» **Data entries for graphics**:
• • •

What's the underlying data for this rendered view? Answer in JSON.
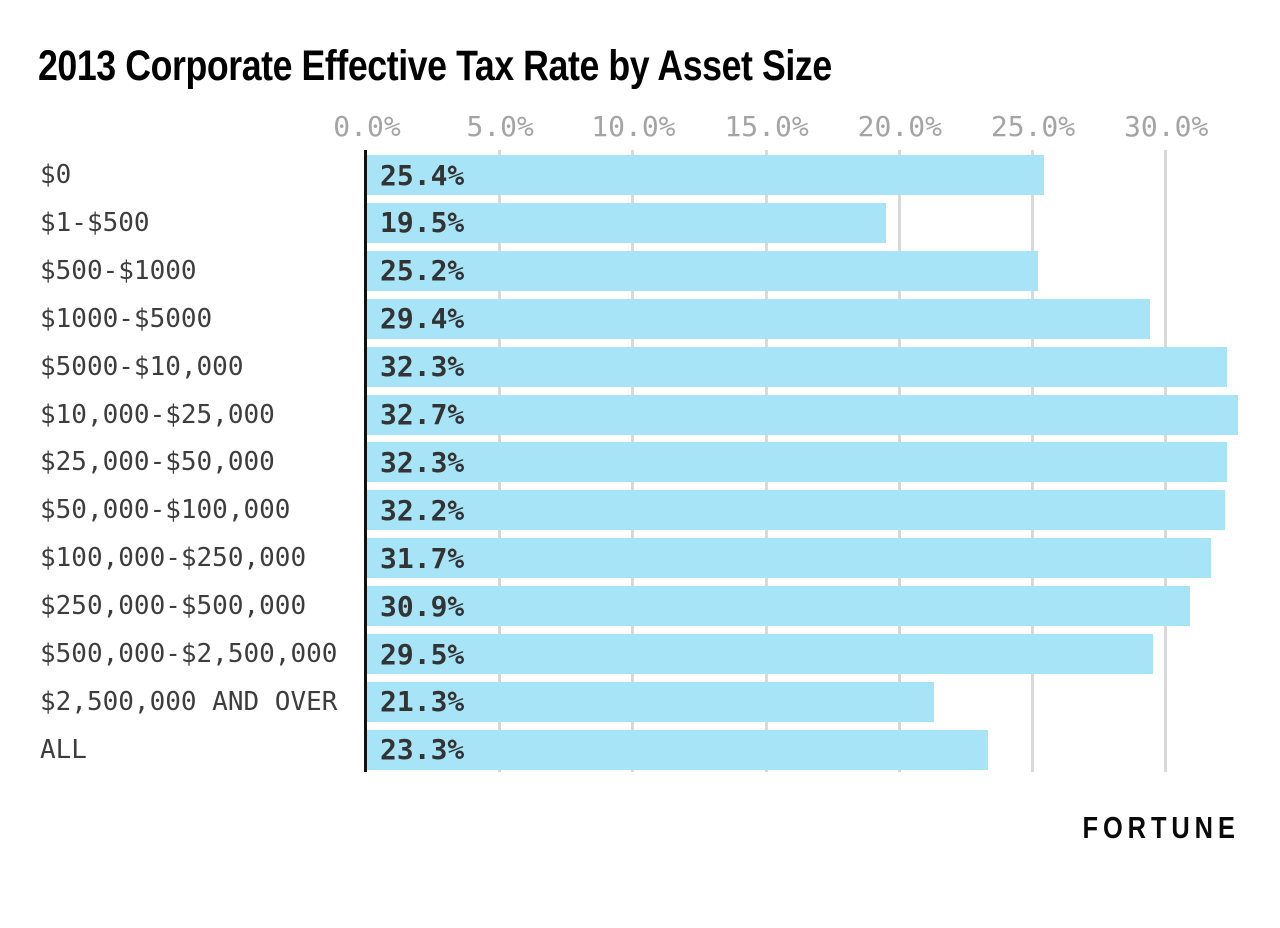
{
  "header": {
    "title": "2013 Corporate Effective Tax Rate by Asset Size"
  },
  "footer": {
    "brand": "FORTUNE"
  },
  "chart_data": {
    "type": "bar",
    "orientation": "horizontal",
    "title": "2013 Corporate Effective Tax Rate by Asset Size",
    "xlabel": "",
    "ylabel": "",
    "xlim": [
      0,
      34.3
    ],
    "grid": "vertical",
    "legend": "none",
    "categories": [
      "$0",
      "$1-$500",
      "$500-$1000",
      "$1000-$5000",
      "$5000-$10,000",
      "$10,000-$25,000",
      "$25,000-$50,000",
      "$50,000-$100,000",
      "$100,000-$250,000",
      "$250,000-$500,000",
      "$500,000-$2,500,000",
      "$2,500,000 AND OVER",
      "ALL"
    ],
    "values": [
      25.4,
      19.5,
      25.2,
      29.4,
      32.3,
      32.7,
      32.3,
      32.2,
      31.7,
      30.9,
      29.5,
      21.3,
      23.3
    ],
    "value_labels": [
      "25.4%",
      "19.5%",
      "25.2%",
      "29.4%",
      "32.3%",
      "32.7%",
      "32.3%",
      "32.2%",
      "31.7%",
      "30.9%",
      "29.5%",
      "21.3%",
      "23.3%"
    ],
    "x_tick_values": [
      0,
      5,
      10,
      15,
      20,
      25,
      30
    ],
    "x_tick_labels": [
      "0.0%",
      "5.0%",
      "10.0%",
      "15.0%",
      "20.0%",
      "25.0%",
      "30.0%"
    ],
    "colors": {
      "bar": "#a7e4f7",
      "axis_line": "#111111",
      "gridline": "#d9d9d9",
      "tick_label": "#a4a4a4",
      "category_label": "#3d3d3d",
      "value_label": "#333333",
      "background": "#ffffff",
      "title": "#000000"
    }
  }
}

• • •

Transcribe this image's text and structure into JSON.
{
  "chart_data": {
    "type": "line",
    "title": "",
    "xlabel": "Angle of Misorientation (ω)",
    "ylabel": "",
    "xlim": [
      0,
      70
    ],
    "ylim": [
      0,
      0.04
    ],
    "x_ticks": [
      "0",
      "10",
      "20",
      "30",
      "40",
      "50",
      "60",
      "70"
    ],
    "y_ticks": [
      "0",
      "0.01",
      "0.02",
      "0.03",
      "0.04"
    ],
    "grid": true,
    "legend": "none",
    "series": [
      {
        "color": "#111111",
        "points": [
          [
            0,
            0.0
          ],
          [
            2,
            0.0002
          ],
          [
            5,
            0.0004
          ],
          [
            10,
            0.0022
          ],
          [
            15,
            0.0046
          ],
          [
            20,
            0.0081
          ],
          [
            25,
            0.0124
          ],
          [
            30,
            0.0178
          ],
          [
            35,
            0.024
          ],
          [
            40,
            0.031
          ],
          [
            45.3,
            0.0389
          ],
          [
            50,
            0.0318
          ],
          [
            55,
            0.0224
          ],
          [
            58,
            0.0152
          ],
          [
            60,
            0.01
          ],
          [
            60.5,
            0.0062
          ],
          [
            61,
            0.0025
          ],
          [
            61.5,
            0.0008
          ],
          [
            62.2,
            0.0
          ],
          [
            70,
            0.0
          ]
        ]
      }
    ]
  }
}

• • •

» **Exercise requirements**:
Pick each line holding the word "Corporate" out of the data and copy it.

» **The output**:
    "title": "2013 Corporate Effective Tax Rate by Asset Size"
    "title": "2013 Corporate Effective Tax Rate by Asset Size",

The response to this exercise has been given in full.